Your task: Reproduce the listing below word for word, with no pictures.

Task inputs:

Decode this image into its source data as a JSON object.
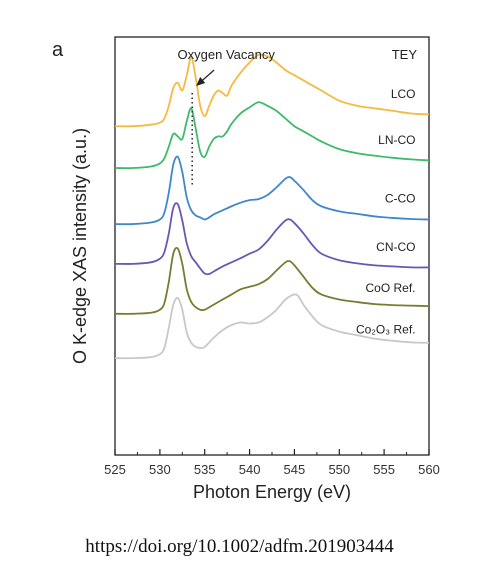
{
  "panel_label": "a",
  "citation": "https://doi.org/10.1002/adfm.201903444",
  "chart_data": {
    "type": "line",
    "title": "",
    "xlabel": "Photon Energy (eV)",
    "ylabel": "O K-edge XAS intensity (a.u.)",
    "xlim": [
      525,
      560
    ],
    "ylim": [
      0,
      8.2
    ],
    "xticks": [
      525,
      530,
      535,
      540,
      545,
      550,
      555,
      560
    ],
    "yticks_shown": false,
    "grid": false,
    "legend": "inline labels at right end of each curve",
    "annotations": [
      {
        "text": "TEY",
        "placement": "top-right"
      },
      {
        "text": "Oxygen Vacancy",
        "target_x": 533.6,
        "style": "arrow with dotted vertical line"
      }
    ],
    "series": [
      {
        "name": "LCO",
        "color": "#F7B93F",
        "x": [
          525,
          527,
          529,
          530,
          530.5,
          531,
          531.5,
          532,
          532.5,
          533,
          533.5,
          534,
          534.5,
          535,
          535.5,
          536,
          536.5,
          537,
          537.5,
          538,
          539,
          540,
          541,
          542,
          543,
          544,
          545,
          546,
          547,
          548,
          550,
          552,
          554,
          556,
          558,
          560
        ],
        "y": [
          6.45,
          6.45,
          6.48,
          6.52,
          6.6,
          6.85,
          7.2,
          7.3,
          7.15,
          7.45,
          7.8,
          7.4,
          6.85,
          6.65,
          6.85,
          7.05,
          7.15,
          7.1,
          7.05,
          7.25,
          7.5,
          7.7,
          7.85,
          7.82,
          7.7,
          7.55,
          7.45,
          7.35,
          7.25,
          7.15,
          6.95,
          6.85,
          6.8,
          6.75,
          6.7,
          6.68
        ]
      },
      {
        "name": "LN-CO",
        "color": "#3DBB6B",
        "x": [
          525,
          527,
          529,
          530,
          530.5,
          531,
          531.5,
          532,
          532.5,
          533,
          533.5,
          534,
          534.5,
          535,
          535.5,
          536,
          536.5,
          537,
          537.5,
          538,
          539,
          540,
          541,
          542,
          543,
          544,
          545,
          546,
          547,
          548,
          550,
          552,
          554,
          556,
          558,
          560
        ],
        "y": [
          5.63,
          5.63,
          5.66,
          5.72,
          5.82,
          6.05,
          6.3,
          6.25,
          6.2,
          6.55,
          6.8,
          6.4,
          5.95,
          5.85,
          6.05,
          6.2,
          6.25,
          6.25,
          6.35,
          6.5,
          6.7,
          6.82,
          6.92,
          6.85,
          6.75,
          6.6,
          6.45,
          6.35,
          6.25,
          6.15,
          6.0,
          5.92,
          5.87,
          5.83,
          5.8,
          5.78
        ]
      },
      {
        "name": "C-CO",
        "color": "#3F87CB",
        "x": [
          525,
          527,
          529,
          530,
          530.5,
          531,
          531.5,
          532,
          532.5,
          533,
          533.5,
          534,
          534.5,
          535,
          535.5,
          536,
          537,
          538,
          539,
          540,
          541,
          542,
          543,
          544,
          544.5,
          545,
          546,
          547,
          548,
          550,
          552,
          554,
          556,
          558,
          560
        ],
        "y": [
          4.53,
          4.53,
          4.56,
          4.62,
          4.75,
          5.15,
          5.7,
          5.85,
          5.55,
          5.05,
          4.8,
          4.7,
          4.66,
          4.62,
          4.66,
          4.72,
          4.8,
          4.88,
          4.95,
          5.0,
          5.02,
          5.1,
          5.25,
          5.42,
          5.45,
          5.38,
          5.2,
          5.0,
          4.88,
          4.78,
          4.73,
          4.68,
          4.65,
          4.63,
          4.62
        ]
      },
      {
        "name": "CN-CO",
        "color": "#6A57B5",
        "x": [
          525,
          527,
          529,
          530,
          530.5,
          531,
          531.5,
          532,
          532.5,
          533,
          533.5,
          534,
          534.5,
          535,
          535.5,
          536,
          537,
          538,
          539,
          540,
          541,
          542,
          543,
          544,
          544.5,
          545,
          546,
          547,
          548,
          550,
          552,
          554,
          556,
          558,
          560
        ],
        "y": [
          3.75,
          3.75,
          3.78,
          3.85,
          3.98,
          4.35,
          4.85,
          4.92,
          4.6,
          4.15,
          3.9,
          3.78,
          3.66,
          3.56,
          3.55,
          3.6,
          3.7,
          3.78,
          3.86,
          3.95,
          4.03,
          4.2,
          4.42,
          4.6,
          4.62,
          4.55,
          4.35,
          4.12,
          3.95,
          3.82,
          3.76,
          3.72,
          3.7,
          3.68,
          3.68
        ]
      },
      {
        "name": "CoO Ref.",
        "color": "#7A7A30",
        "x": [
          525,
          527,
          529,
          530,
          530.5,
          531,
          531.5,
          532,
          532.5,
          533,
          533.5,
          534,
          534.5,
          535,
          536,
          537,
          538,
          539,
          540,
          541,
          542,
          543,
          544,
          544.5,
          545,
          546,
          547,
          548,
          550,
          552,
          554,
          556,
          558,
          560
        ],
        "y": [
          2.77,
          2.77,
          2.79,
          2.85,
          2.98,
          3.4,
          3.95,
          4.05,
          3.75,
          3.25,
          3.0,
          2.9,
          2.85,
          2.85,
          2.95,
          3.05,
          3.15,
          3.25,
          3.3,
          3.35,
          3.45,
          3.62,
          3.78,
          3.8,
          3.72,
          3.5,
          3.28,
          3.15,
          3.05,
          3.0,
          2.96,
          2.94,
          2.93,
          2.92
        ]
      },
      {
        "name": "Co2O3 Ref.",
        "color": "#C8C8C8",
        "x": [
          525,
          527,
          529,
          530,
          530.5,
          531,
          531.5,
          532,
          532.5,
          533,
          533.5,
          534,
          534.5,
          535,
          536,
          537,
          538,
          539,
          540,
          541,
          542,
          543,
          544,
          545,
          545.5,
          546,
          547,
          548,
          550,
          552,
          554,
          556,
          558,
          560
        ],
        "y": [
          1.9,
          1.9,
          1.92,
          1.98,
          2.1,
          2.5,
          2.95,
          3.08,
          2.85,
          2.4,
          2.2,
          2.12,
          2.1,
          2.12,
          2.3,
          2.45,
          2.55,
          2.6,
          2.58,
          2.6,
          2.7,
          2.85,
          3.05,
          3.15,
          3.1,
          2.95,
          2.72,
          2.55,
          2.42,
          2.35,
          2.28,
          2.24,
          2.21,
          2.2
        ]
      }
    ],
    "series_labels": [
      {
        "text": "LCO",
        "near_x": 558.5,
        "near_y": 7.0
      },
      {
        "text": "LN-CO",
        "near_x": 558.5,
        "near_y": 6.1
      },
      {
        "text": "C-CO",
        "near_x": 558.5,
        "near_y": 4.95
      },
      {
        "text": "CN-CO",
        "near_x": 558.5,
        "near_y": 4.0
      },
      {
        "text": "CoO Ref.",
        "near_x": 558.5,
        "near_y": 3.2
      },
      {
        "text": "Co₂O₃ Ref.",
        "near_x": 558.5,
        "near_y": 2.38
      }
    ]
  }
}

Task solution:
Decode this image into its source data as a JSON object.
{
  "panel_label": "a",
  "citation": "https://doi.org/10.1002/adfm.201903444",
  "chart_data": {
    "type": "line",
    "title": "",
    "xlabel": "Photon Energy (eV)",
    "ylabel": "O K-edge XAS intensity (a.u.)",
    "xlim": [
      525,
      560
    ],
    "ylim": [
      0,
      8.2
    ],
    "xticks": [
      525,
      530,
      535,
      540,
      545,
      550,
      555,
      560
    ],
    "yticks_shown": false,
    "grid": false,
    "legend": "inline labels at right end of each curve",
    "annotations": [
      {
        "text": "TEY",
        "placement": "top-right"
      },
      {
        "text": "Oxygen Vacancy",
        "target_x": 533.6,
        "style": "arrow with dotted vertical line"
      }
    ],
    "series": [
      {
        "name": "LCO",
        "color": "#F7B93F",
        "x": [
          525,
          527,
          529,
          530,
          530.5,
          531,
          531.5,
          532,
          532.5,
          533,
          533.5,
          534,
          534.5,
          535,
          535.5,
          536,
          536.5,
          537,
          537.5,
          538,
          539,
          540,
          541,
          542,
          543,
          544,
          545,
          546,
          547,
          548,
          550,
          552,
          554,
          556,
          558,
          560
        ],
        "y": [
          6.45,
          6.45,
          6.48,
          6.52,
          6.6,
          6.85,
          7.2,
          7.3,
          7.15,
          7.45,
          7.8,
          7.4,
          6.85,
          6.65,
          6.85,
          7.05,
          7.15,
          7.1,
          7.05,
          7.25,
          7.5,
          7.7,
          7.85,
          7.82,
          7.7,
          7.55,
          7.45,
          7.35,
          7.25,
          7.15,
          6.95,
          6.85,
          6.8,
          6.75,
          6.7,
          6.68
        ]
      },
      {
        "name": "LN-CO",
        "color": "#3DBB6B",
        "x": [
          525,
          527,
          529,
          530,
          530.5,
          531,
          531.5,
          532,
          532.5,
          533,
          533.5,
          534,
          534.5,
          535,
          535.5,
          536,
          536.5,
          537,
          537.5,
          538,
          539,
          540,
          541,
          542,
          543,
          544,
          545,
          546,
          547,
          548,
          550,
          552,
          554,
          556,
          558,
          560
        ],
        "y": [
          5.63,
          5.63,
          5.66,
          5.72,
          5.82,
          6.05,
          6.3,
          6.25,
          6.2,
          6.55,
          6.8,
          6.4,
          5.95,
          5.85,
          6.05,
          6.2,
          6.25,
          6.25,
          6.35,
          6.5,
          6.7,
          6.82,
          6.92,
          6.85,
          6.75,
          6.6,
          6.45,
          6.35,
          6.25,
          6.15,
          6.0,
          5.92,
          5.87,
          5.83,
          5.8,
          5.78
        ]
      },
      {
        "name": "C-CO",
        "color": "#3F87CB",
        "x": [
          525,
          527,
          529,
          530,
          530.5,
          531,
          531.5,
          532,
          532.5,
          533,
          533.5,
          534,
          534.5,
          535,
          535.5,
          536,
          537,
          538,
          539,
          540,
          541,
          542,
          543,
          544,
          544.5,
          545,
          546,
          547,
          548,
          550,
          552,
          554,
          556,
          558,
          560
        ],
        "y": [
          4.53,
          4.53,
          4.56,
          4.62,
          4.75,
          5.15,
          5.7,
          5.85,
          5.55,
          5.05,
          4.8,
          4.7,
          4.66,
          4.62,
          4.66,
          4.72,
          4.8,
          4.88,
          4.95,
          5.0,
          5.02,
          5.1,
          5.25,
          5.42,
          5.45,
          5.38,
          5.2,
          5.0,
          4.88,
          4.78,
          4.73,
          4.68,
          4.65,
          4.63,
          4.62
        ]
      },
      {
        "name": "CN-CO",
        "color": "#6A57B5",
        "x": [
          525,
          527,
          529,
          530,
          530.5,
          531,
          531.5,
          532,
          532.5,
          533,
          533.5,
          534,
          534.5,
          535,
          535.5,
          536,
          537,
          538,
          539,
          540,
          541,
          542,
          543,
          544,
          544.5,
          545,
          546,
          547,
          548,
          550,
          552,
          554,
          556,
          558,
          560
        ],
        "y": [
          3.75,
          3.75,
          3.78,
          3.85,
          3.98,
          4.35,
          4.85,
          4.92,
          4.6,
          4.15,
          3.9,
          3.78,
          3.66,
          3.56,
          3.55,
          3.6,
          3.7,
          3.78,
          3.86,
          3.95,
          4.03,
          4.2,
          4.42,
          4.6,
          4.62,
          4.55,
          4.35,
          4.12,
          3.95,
          3.82,
          3.76,
          3.72,
          3.7,
          3.68,
          3.68
        ]
      },
      {
        "name": "CoO Ref.",
        "color": "#7A7A30",
        "x": [
          525,
          527,
          529,
          530,
          530.5,
          531,
          531.5,
          532,
          532.5,
          533,
          533.5,
          534,
          534.5,
          535,
          536,
          537,
          538,
          539,
          540,
          541,
          542,
          543,
          544,
          544.5,
          545,
          546,
          547,
          548,
          550,
          552,
          554,
          556,
          558,
          560
        ],
        "y": [
          2.77,
          2.77,
          2.79,
          2.85,
          2.98,
          3.4,
          3.95,
          4.05,
          3.75,
          3.25,
          3.0,
          2.9,
          2.85,
          2.85,
          2.95,
          3.05,
          3.15,
          3.25,
          3.3,
          3.35,
          3.45,
          3.62,
          3.78,
          3.8,
          3.72,
          3.5,
          3.28,
          3.15,
          3.05,
          3.0,
          2.96,
          2.94,
          2.93,
          2.92
        ]
      },
      {
        "name": "Co2O3 Ref.",
        "color": "#C8C8C8",
        "x": [
          525,
          527,
          529,
          530,
          530.5,
          531,
          531.5,
          532,
          532.5,
          533,
          533.5,
          534,
          534.5,
          535,
          536,
          537,
          538,
          539,
          540,
          541,
          542,
          543,
          544,
          545,
          545.5,
          546,
          547,
          548,
          550,
          552,
          554,
          556,
          558,
          560
        ],
        "y": [
          1.9,
          1.9,
          1.92,
          1.98,
          2.1,
          2.5,
          2.95,
          3.08,
          2.85,
          2.4,
          2.2,
          2.12,
          2.1,
          2.12,
          2.3,
          2.45,
          2.55,
          2.6,
          2.58,
          2.6,
          2.7,
          2.85,
          3.05,
          3.15,
          3.1,
          2.95,
          2.72,
          2.55,
          2.42,
          2.35,
          2.28,
          2.24,
          2.21,
          2.2
        ]
      }
    ],
    "series_labels": [
      {
        "text": "LCO",
        "near_x": 558.5,
        "near_y": 7.0
      },
      {
        "text": "LN-CO",
        "near_x": 558.5,
        "near_y": 6.1
      },
      {
        "text": "C-CO",
        "near_x": 558.5,
        "near_y": 4.95
      },
      {
        "text": "CN-CO",
        "near_x": 558.5,
        "near_y": 4.0
      },
      {
        "text": "CoO Ref.",
        "near_x": 558.5,
        "near_y": 3.2
      },
      {
        "text": "Co₂O₃ Ref.",
        "near_x": 558.5,
        "near_y": 2.38
      }
    ]
  }
}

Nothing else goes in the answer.